------ Supplied entries ------
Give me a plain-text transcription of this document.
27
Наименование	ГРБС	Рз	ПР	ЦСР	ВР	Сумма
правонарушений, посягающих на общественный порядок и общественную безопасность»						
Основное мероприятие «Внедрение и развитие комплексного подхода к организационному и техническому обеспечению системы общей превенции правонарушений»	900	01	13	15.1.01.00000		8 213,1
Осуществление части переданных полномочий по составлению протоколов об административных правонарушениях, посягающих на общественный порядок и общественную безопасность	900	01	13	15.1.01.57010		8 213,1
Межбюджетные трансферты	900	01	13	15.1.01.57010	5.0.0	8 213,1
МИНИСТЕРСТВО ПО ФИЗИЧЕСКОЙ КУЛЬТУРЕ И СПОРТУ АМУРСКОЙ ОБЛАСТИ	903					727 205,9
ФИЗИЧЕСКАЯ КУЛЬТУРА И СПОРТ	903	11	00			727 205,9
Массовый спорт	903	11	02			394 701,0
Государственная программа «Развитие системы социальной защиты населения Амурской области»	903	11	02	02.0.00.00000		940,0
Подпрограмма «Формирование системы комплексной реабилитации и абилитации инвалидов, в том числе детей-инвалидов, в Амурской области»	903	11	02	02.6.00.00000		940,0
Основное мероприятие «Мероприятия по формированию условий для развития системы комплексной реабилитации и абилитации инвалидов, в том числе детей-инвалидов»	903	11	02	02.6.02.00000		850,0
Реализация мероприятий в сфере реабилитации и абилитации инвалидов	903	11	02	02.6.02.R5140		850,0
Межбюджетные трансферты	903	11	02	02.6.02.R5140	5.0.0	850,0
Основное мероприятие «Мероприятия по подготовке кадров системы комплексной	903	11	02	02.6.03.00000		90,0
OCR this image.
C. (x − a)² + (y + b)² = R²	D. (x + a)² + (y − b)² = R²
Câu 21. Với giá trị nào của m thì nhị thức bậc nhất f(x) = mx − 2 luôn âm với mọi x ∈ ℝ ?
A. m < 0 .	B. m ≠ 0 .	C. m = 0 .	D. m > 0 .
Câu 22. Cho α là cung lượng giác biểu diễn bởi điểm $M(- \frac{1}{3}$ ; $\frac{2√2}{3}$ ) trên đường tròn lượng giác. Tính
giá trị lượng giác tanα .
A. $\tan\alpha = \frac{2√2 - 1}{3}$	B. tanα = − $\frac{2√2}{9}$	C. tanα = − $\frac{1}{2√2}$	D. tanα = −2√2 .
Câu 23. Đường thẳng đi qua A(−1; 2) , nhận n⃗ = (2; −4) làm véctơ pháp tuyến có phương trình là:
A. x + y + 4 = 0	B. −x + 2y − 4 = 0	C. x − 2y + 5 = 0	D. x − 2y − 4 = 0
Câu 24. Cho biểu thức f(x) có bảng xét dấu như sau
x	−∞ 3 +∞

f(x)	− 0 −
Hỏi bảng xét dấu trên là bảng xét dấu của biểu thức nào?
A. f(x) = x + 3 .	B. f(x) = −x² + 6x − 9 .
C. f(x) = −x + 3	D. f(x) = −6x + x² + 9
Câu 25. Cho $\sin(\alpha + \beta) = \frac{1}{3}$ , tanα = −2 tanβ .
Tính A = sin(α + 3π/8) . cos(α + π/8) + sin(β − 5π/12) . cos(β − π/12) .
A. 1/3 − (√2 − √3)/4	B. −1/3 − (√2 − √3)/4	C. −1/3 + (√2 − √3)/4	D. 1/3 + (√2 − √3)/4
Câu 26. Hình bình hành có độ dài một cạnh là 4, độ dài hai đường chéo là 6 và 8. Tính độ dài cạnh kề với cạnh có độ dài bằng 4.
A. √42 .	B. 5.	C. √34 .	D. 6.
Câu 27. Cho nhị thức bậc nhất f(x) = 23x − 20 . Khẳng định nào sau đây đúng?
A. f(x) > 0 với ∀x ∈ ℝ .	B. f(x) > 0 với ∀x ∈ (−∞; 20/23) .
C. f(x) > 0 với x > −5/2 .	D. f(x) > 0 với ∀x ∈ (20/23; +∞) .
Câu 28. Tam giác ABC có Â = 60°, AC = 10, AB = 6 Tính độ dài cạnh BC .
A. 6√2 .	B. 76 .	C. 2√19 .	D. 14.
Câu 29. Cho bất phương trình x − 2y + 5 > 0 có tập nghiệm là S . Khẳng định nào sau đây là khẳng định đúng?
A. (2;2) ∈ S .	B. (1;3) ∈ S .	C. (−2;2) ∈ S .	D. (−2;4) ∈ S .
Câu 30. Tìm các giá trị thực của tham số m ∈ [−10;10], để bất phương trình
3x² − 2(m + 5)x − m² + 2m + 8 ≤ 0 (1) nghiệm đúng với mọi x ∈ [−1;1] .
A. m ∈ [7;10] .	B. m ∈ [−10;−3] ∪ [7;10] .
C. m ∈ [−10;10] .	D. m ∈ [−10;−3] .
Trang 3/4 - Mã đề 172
------
__Task to carry out__:
Copy the records above exactly as they appear.

__Problem solution__:
Give me a plain-text transcription of this document.
27
Наименование	ГРБС	Рз	ПР	ЦСР	ВР	Сумма
правонарушений, посягающих на общественный порядок и общественную безопасность»						
Основное мероприятие «Внедрение и развитие комплексного подхода к организационному и техническому обеспечению системы общей превенции правонарушений»	900	01	13	15.1.01.00000		8 213,1
Осуществление части переданных полномочий по составлению протоколов об административных правонарушениях, посягающих на общественный порядок и общественную безопасность	900	01	13	15.1.01.57010		8 213,1
Межбюджетные трансферты	900	01	13	15.1.01.57010	5.0.0	8 213,1
МИНИСТЕРСТВО ПО ФИЗИЧЕСКОЙ КУЛЬТУРЕ И СПОРТУ АМУРСКОЙ ОБЛАСТИ	903					727 205,9
ФИЗИЧЕСКАЯ КУЛЬТУРА И СПОРТ	903	11	00			727 205,9
Массовый спорт	903	11	02			394 701,0
Государственная программа «Развитие системы социальной защиты населения Амурской области»	903	11	02	02.0.00.00000		940,0
Подпрограмма «Формирование системы комплексной реабилитации и абилитации инвалидов, в том числе детей-инвалидов, в Амурской области»	903	11	02	02.6.00.00000		940,0
Основное мероприятие «Мероприятия по формированию условий для развития системы комплексной реабилитации и абилитации инвалидов, в том числе детей-инвалидов»	903	11	02	02.6.02.00000		850,0
Реализация мероприятий в сфере реабилитации и абилитации инвалидов	903	11	02	02.6.02.R5140		850,0
Межбюджетные трансферты	903	11	02	02.6.02.R5140	5.0.0	850,0
Основное мероприятие «Мероприятия по подготовке кадров системы комплексной	903	11	02	02.6.03.00000		90,0
OCR this image.
C. (x − a)² + (y + b)² = R²	D. (x + a)² + (y − b)² = R²
Câu 21. Với giá trị nào của m thì nhị thức bậc nhất f(x) = mx − 2 luôn âm với mọi x ∈ ℝ ?
A. m < 0 .	B. m ≠ 0 .	C. m = 0 .	D. m > 0 .
Câu 22. Cho α là cung lượng giác biểu diễn bởi điểm $M(- \frac{1}{3}$ ; $\frac{2√2}{3}$ ) trên đường tròn lượng giác. Tính
giá trị lượng giác tanα .
A. $\tan\alpha = \frac{2√2 - 1}{3}$	B. tanα = − $\frac{2√2}{9}$	C. tanα = − $\frac{1}{2√2}$	D. tanα = −2√2 .
Câu 23. Đường thẳng đi qua A(−1; 2) , nhận n⃗ = (2; −4) làm véctơ pháp tuyến có phương trình là:
A. x + y + 4 = 0	B. −x + 2y − 4 = 0	C. x − 2y + 5 = 0	D. x − 2y − 4 = 0
Câu 24. Cho biểu thức f(x) có bảng xét dấu như sau
x	−∞ 3 +∞

f(x)	− 0 −
Hỏi bảng xét dấu trên là bảng xét dấu của biểu thức nào?
A. f(x) = x + 3 .	B. f(x) = −x² + 6x − 9 .
C. f(x) = −x + 3	D. f(x) = −6x + x² + 9
Câu 25. Cho $\sin(\alpha + \beta) = \frac{1}{3}$ , tanα = −2 tanβ .
Tính A = sin(α + 3π/8) . cos(α + π/8) + sin(β − 5π/12) . cos(β − π/12) .
A. 1/3 − (√2 − √3)/4	B. −1/3 − (√2 − √3)/4	C. −1/3 + (√2 − √3)/4	D. 1/3 + (√2 − √3)/4
Câu 26. Hình bình hành có độ dài một cạnh là 4, độ dài hai đường chéo là 6 và 8. Tính độ dài cạnh kề với cạnh có độ dài bằng 4.
A. √42 .	B. 5.	C. √34 .	D. 6.
Câu 27. Cho nhị thức bậc nhất f(x) = 23x − 20 . Khẳng định nào sau đây đúng?
A. f(x) > 0 với ∀x ∈ ℝ .	B. f(x) > 0 với ∀x ∈ (−∞; 20/23) .
C. f(x) > 0 với x > −5/2 .	D. f(x) > 0 với ∀x ∈ (20/23; +∞) .
Câu 28. Tam giác ABC có Â = 60°, AC = 10, AB = 6 Tính độ dài cạnh BC .
A. 6√2 .	B. 76 .	C. 2√19 .	D. 14.
Câu 29. Cho bất phương trình x − 2y + 5 > 0 có tập nghiệm là S . Khẳng định nào sau đây là khẳng định đúng?
A. (2;2) ∈ S .	B. (1;3) ∈ S .	C. (−2;2) ∈ S .	D. (−2;4) ∈ S .
Câu 30. Tìm các giá trị thực của tham số m ∈ [−10;10], để bất phương trình
3x² − 2(m + 5)x − m² + 2m + 8 ≤ 0 (1) nghiệm đúng với mọi x ∈ [−1;1] .
A. m ∈ [7;10] .	B. m ∈ [−10;−3] ∪ [7;10] .
C. m ∈ [−10;10] .	D. m ∈ [−10;−3] .
Trang 3/4 - Mã đề 172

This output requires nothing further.